▸ WHAT YOU HAVE TO DO: Wherever "часть" appears in a line, copy that line.

▸ ROWS:
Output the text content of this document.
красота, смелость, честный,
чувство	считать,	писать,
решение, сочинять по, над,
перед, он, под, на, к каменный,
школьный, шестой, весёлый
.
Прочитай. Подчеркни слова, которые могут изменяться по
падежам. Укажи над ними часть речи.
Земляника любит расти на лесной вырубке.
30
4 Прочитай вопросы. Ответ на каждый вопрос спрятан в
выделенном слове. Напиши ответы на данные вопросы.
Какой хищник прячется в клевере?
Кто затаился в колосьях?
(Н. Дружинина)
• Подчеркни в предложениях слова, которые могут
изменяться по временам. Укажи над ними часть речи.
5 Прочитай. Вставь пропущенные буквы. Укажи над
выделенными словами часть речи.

...

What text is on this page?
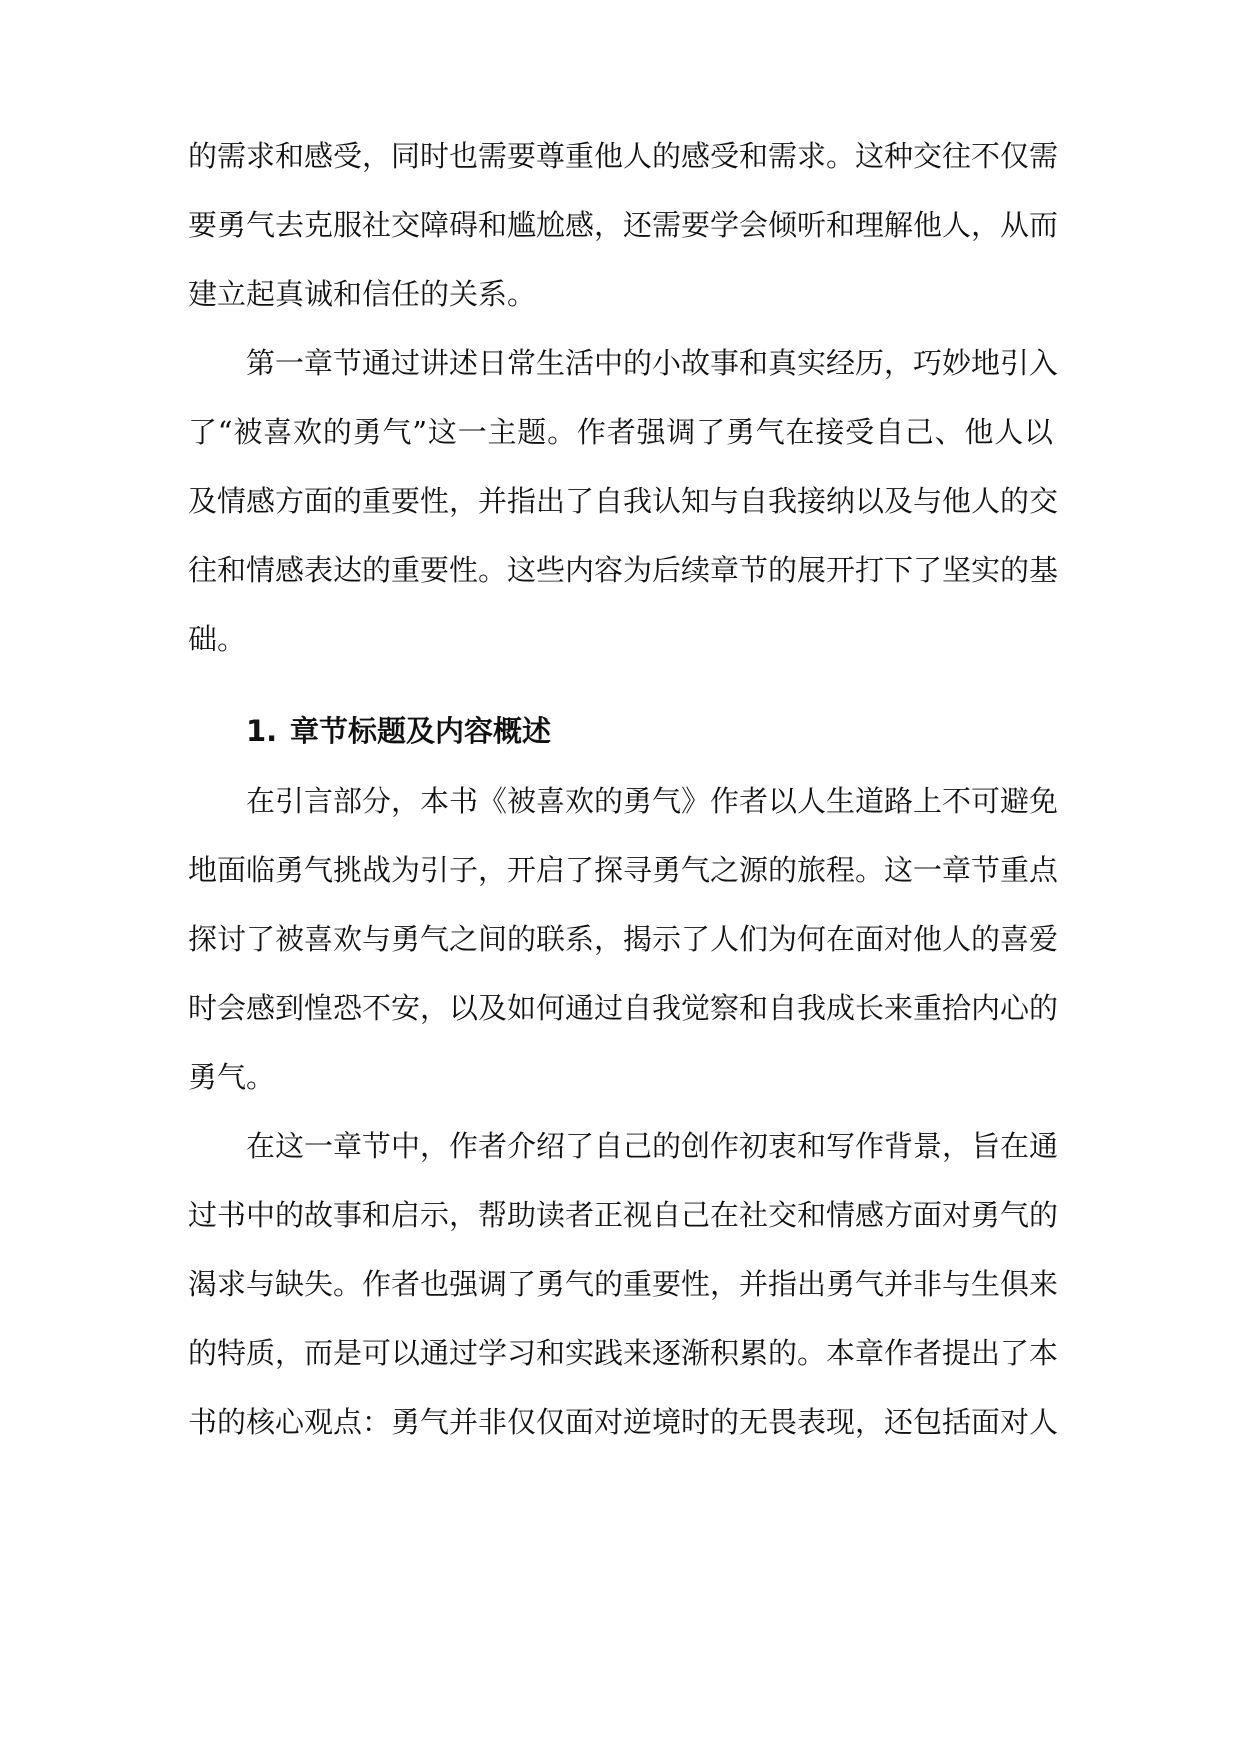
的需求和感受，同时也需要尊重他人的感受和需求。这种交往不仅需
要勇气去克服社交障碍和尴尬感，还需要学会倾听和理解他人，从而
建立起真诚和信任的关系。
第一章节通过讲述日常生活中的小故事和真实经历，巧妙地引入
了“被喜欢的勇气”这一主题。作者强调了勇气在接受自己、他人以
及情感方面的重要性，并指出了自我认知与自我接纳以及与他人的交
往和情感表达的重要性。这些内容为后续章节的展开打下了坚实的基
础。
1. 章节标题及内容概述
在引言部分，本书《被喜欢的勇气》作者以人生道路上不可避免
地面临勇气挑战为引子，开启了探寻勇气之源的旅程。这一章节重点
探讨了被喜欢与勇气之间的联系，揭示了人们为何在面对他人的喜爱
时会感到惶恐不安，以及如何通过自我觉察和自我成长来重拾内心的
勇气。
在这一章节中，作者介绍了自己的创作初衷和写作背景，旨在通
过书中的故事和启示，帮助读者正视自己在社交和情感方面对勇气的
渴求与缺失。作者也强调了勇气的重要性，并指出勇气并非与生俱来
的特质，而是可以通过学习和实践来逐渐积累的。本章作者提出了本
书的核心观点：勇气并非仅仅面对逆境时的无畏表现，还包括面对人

---

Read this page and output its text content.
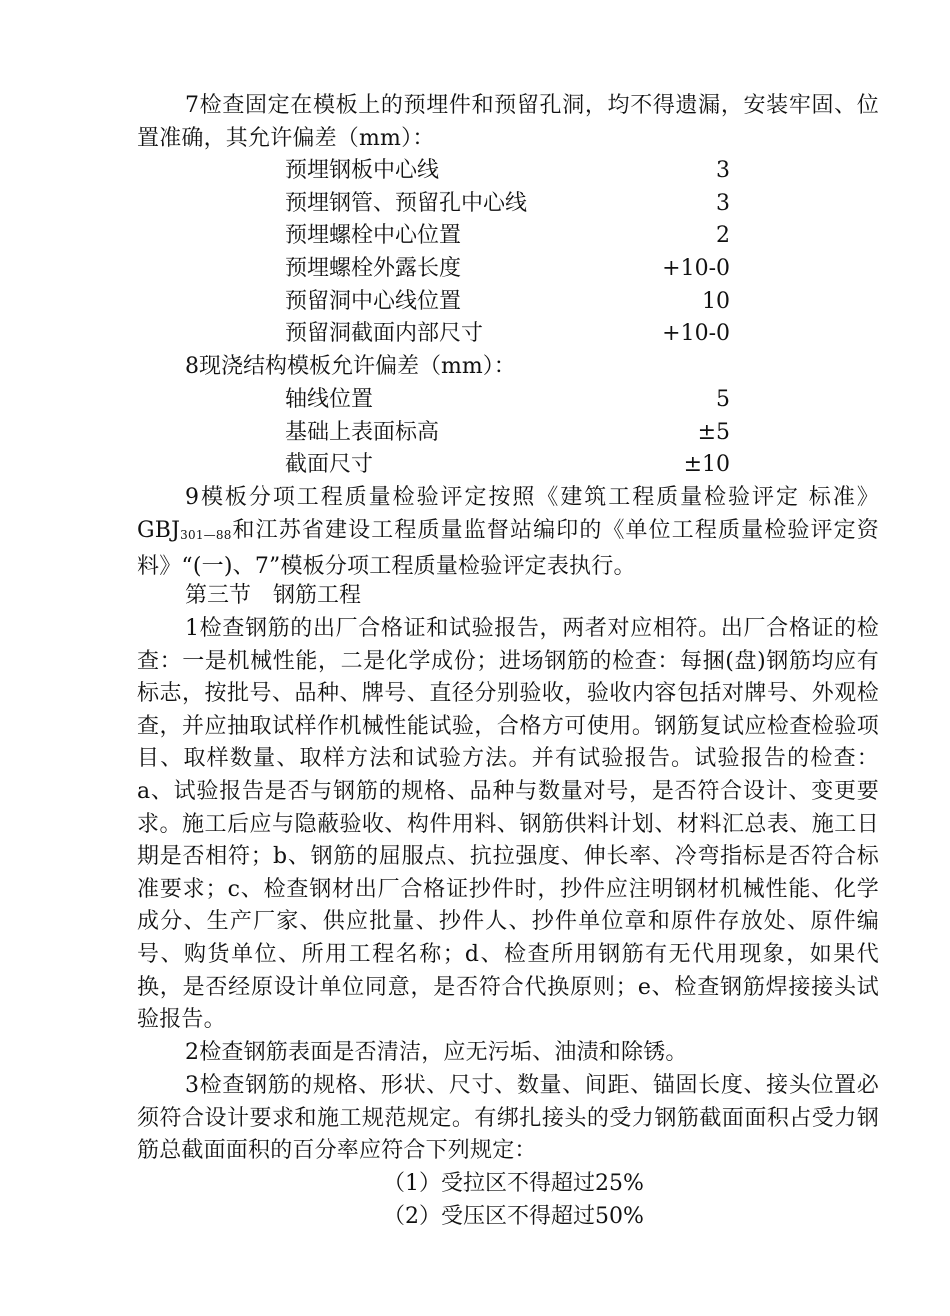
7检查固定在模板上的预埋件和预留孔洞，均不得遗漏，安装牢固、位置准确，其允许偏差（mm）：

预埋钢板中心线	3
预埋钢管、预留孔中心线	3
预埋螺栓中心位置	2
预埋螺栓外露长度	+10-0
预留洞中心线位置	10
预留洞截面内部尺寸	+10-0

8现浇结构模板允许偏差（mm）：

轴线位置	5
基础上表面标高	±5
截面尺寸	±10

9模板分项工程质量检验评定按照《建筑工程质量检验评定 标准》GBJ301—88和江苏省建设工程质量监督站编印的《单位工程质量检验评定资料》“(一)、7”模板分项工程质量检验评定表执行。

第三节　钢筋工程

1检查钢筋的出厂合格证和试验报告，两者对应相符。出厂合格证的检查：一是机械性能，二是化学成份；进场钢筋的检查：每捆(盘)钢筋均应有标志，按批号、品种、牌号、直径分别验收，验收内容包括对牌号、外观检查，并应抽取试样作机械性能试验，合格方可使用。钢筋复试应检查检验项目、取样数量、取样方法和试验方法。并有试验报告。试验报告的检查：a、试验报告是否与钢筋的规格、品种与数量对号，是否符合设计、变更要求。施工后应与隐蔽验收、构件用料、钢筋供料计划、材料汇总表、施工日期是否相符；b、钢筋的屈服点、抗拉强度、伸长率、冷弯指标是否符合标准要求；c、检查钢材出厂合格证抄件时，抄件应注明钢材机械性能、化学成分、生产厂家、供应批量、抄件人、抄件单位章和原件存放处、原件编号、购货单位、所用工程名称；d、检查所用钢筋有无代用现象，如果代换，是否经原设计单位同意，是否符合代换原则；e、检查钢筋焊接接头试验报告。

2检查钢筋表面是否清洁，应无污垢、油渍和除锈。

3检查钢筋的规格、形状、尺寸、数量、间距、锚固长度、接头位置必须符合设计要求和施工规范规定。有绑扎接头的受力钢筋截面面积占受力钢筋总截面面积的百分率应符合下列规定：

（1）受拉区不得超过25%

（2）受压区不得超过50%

▸ TASK RESULT:
падежам. Укажи над ними часть речи.
изменяться по временам. Укажи над ними часть речи.
выделенными словами часть речи.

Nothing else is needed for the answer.